▶ Given request:
All entries are to be given again verbatim.

— start of Data to use —

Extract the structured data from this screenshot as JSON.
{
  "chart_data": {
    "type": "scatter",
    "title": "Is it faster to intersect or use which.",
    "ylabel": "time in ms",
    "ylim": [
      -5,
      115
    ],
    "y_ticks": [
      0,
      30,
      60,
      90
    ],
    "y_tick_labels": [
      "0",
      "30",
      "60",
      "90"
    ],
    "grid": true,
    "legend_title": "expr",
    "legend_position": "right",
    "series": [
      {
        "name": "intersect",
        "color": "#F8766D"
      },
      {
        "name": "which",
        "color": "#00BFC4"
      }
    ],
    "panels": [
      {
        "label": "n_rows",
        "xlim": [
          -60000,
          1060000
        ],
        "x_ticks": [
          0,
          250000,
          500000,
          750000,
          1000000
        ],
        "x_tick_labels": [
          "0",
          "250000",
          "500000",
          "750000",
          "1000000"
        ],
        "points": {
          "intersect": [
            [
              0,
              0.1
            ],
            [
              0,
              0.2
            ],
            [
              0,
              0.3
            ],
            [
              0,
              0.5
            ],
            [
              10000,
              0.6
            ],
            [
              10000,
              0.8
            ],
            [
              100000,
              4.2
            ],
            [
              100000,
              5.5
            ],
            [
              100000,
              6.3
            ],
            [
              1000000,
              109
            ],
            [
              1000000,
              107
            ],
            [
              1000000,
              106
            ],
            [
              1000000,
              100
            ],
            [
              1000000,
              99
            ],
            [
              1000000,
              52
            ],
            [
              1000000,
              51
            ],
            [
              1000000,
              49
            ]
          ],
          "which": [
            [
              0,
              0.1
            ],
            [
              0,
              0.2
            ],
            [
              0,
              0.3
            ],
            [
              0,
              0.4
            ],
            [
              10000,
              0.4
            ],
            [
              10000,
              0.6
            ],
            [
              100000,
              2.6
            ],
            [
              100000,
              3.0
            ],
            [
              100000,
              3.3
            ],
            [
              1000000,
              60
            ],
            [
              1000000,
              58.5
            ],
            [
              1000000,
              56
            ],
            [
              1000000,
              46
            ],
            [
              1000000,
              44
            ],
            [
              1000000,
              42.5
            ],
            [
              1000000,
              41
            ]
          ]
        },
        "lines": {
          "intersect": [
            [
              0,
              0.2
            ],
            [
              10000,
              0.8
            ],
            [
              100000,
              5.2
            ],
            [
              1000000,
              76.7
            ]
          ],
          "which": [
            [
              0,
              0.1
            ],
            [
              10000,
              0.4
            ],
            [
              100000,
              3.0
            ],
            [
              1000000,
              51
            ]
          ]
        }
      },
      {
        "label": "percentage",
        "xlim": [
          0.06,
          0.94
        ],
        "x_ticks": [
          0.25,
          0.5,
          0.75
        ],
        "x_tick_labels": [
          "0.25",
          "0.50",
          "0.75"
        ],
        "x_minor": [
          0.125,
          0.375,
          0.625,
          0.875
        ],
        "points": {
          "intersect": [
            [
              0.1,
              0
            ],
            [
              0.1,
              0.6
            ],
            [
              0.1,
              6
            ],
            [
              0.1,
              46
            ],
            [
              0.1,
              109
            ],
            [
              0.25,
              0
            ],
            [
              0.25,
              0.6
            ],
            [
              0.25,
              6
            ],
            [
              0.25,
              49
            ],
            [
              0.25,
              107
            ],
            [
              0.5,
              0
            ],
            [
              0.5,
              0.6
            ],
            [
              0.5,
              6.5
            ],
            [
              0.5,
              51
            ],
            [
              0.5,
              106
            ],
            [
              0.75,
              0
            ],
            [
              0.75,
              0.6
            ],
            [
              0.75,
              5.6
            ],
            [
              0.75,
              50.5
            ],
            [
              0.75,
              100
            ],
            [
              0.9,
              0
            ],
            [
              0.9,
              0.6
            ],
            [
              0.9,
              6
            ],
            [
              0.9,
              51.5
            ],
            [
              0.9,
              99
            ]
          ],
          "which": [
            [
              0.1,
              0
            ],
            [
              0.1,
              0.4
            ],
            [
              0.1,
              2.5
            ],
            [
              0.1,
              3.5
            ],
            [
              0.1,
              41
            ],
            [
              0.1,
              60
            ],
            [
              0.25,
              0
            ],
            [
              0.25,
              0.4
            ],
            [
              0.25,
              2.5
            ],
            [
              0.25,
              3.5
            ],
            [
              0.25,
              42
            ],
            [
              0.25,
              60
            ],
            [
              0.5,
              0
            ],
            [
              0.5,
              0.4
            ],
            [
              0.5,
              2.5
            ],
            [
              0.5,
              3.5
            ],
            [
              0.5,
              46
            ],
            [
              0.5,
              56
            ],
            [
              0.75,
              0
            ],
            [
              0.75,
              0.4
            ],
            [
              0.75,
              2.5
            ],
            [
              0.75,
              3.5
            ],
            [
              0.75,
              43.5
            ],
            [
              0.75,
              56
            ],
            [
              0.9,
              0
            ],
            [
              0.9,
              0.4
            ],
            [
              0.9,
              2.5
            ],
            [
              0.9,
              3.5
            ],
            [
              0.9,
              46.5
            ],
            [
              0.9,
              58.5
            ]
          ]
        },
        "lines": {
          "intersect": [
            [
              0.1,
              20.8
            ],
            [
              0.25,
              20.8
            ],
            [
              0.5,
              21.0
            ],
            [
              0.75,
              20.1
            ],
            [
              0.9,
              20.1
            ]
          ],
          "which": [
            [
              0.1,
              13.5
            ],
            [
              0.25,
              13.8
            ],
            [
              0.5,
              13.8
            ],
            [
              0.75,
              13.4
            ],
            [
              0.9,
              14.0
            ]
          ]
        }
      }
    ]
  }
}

— end of Data to use —

▶ Output:
Extract the structured data from this screenshot as JSON.
{
  "chart_data": {
    "type": "scatter",
    "title": "Is it faster to intersect or use which.",
    "ylabel": "time in ms",
    "ylim": [
      -5,
      115
    ],
    "y_ticks": [
      0,
      30,
      60,
      90
    ],
    "y_tick_labels": [
      "0",
      "30",
      "60",
      "90"
    ],
    "grid": true,
    "legend_title": "expr",
    "legend_position": "right",
    "series": [
      {
        "name": "intersect",
        "color": "#F8766D"
      },
      {
        "name": "which",
        "color": "#00BFC4"
      }
    ],
    "panels": [
      {
        "label": "n_rows",
        "xlim": [
          -60000,
          1060000
        ],
        "x_ticks": [
          0,
          250000,
          500000,
          750000,
          1000000
        ],
        "x_tick_labels": [
          "0",
          "250000",
          "500000",
          "750000",
          "1000000"
        ],
        "points": {
          "intersect": [
            [
              0,
              0.1
            ],
            [
              0,
              0.2
            ],
            [
              0,
              0.3
            ],
            [
              0,
              0.5
            ],
            [
              10000,
              0.6
            ],
            [
              10000,
              0.8
            ],
            [
              100000,
              4.2
            ],
            [
              100000,
              5.5
            ],
            [
              100000,
              6.3
            ],
            [
              1000000,
              109
            ],
            [
              1000000,
              107
            ],
            [
              1000000,
              106
            ],
            [
              1000000,
              100
            ],
            [
              1000000,
              99
            ],
            [
              1000000,
              52
            ],
            [
              1000000,
              51
            ],
            [
              1000000,
              49
            ]
          ],
          "which": [
            [
              0,
              0.1
            ],
            [
              0,
              0.2
            ],
            [
              0,
              0.3
            ],
            [
              0,
              0.4
            ],
            [
              10000,
              0.4
            ],
            [
              10000,
              0.6
            ],
            [
              100000,
              2.6
            ],
            [
              100000,
              3.0
            ],
            [
              100000,
              3.3
            ],
            [
              1000000,
              60
            ],
            [
              1000000,
              58.5
            ],
            [
              1000000,
              56
            ],
            [
              1000000,
              46
            ],
            [
              1000000,
              44
            ],
            [
              1000000,
              42.5
            ],
            [
              1000000,
              41
            ]
          ]
        },
        "lines": {
          "intersect": [
            [
              0,
              0.2
            ],
            [
              10000,
              0.8
            ],
            [
              100000,
              5.2
            ],
            [
              1000000,
              76.7
            ]
          ],
          "which": [
            [
              0,
              0.1
            ],
            [
              10000,
              0.4
            ],
            [
              100000,
              3.0
            ],
            [
              1000000,
              51
            ]
          ]
        }
      },
      {
        "label": "percentage",
        "xlim": [
          0.06,
          0.94
        ],
        "x_ticks": [
          0.25,
          0.5,
          0.75
        ],
        "x_tick_labels": [
          "0.25",
          "0.50",
          "0.75"
        ],
        "x_minor": [
          0.125,
          0.375,
          0.625,
          0.875
        ],
        "points": {
          "intersect": [
            [
              0.1,
              0
            ],
            [
              0.1,
              0.6
            ],
            [
              0.1,
              6
            ],
            [
              0.1,
              46
            ],
            [
              0.1,
              109
            ],
            [
              0.25,
              0
            ],
            [
              0.25,
              0.6
            ],
            [
              0.25,
              6
            ],
            [
              0.25,
              49
            ],
            [
              0.25,
              107
            ],
            [
              0.5,
              0
            ],
            [
              0.5,
              0.6
            ],
            [
              0.5,
              6.5
            ],
            [
              0.5,
              51
            ],
            [
              0.5,
              106
            ],
            [
              0.75,
              0
            ],
            [
              0.75,
              0.6
            ],
            [
              0.75,
              5.6
            ],
            [
              0.75,
              50.5
            ],
            [
              0.75,
              100
            ],
            [
              0.9,
              0
            ],
            [
              0.9,
              0.6
            ],
            [
              0.9,
              6
            ],
            [
              0.9,
              51.5
            ],
            [
              0.9,
              99
            ]
          ],
          "which": [
            [
              0.1,
              0
            ],
            [
              0.1,
              0.4
            ],
            [
              0.1,
              2.5
            ],
            [
              0.1,
              3.5
            ],
            [
              0.1,
              41
            ],
            [
              0.1,
              60
            ],
            [
              0.25,
              0
            ],
            [
              0.25,
              0.4
            ],
            [
              0.25,
              2.5
            ],
            [
              0.25,
              3.5
            ],
            [
              0.25,
              42
            ],
            [
              0.25,
              60
            ],
            [
              0.5,
              0
            ],
            [
              0.5,
              0.4
            ],
            [
              0.5,
              2.5
            ],
            [
              0.5,
              3.5
            ],
            [
              0.5,
              46
            ],
            [
              0.5,
              56
            ],
            [
              0.75,
              0
            ],
            [
              0.75,
              0.4
            ],
            [
              0.75,
              2.5
            ],
            [
              0.75,
              3.5
            ],
            [
              0.75,
              43.5
            ],
            [
              0.75,
              56
            ],
            [
              0.9,
              0
            ],
            [
              0.9,
              0.4
            ],
            [
              0.9,
              2.5
            ],
            [
              0.9,
              3.5
            ],
            [
              0.9,
              46.5
            ],
            [
              0.9,
              58.5
            ]
          ]
        },
        "lines": {
          "intersect": [
            [
              0.1,
              20.8
            ],
            [
              0.25,
              20.8
            ],
            [
              0.5,
              21.0
            ],
            [
              0.75,
              20.1
            ],
            [
              0.9,
              20.1
            ]
          ],
          "which": [
            [
              0.1,
              13.5
            ],
            [
              0.25,
              13.8
            ],
            [
              0.5,
              13.8
            ],
            [
              0.75,
              13.4
            ],
            [
              0.9,
              14.0
            ]
          ]
        }
      }
    ]
  }
}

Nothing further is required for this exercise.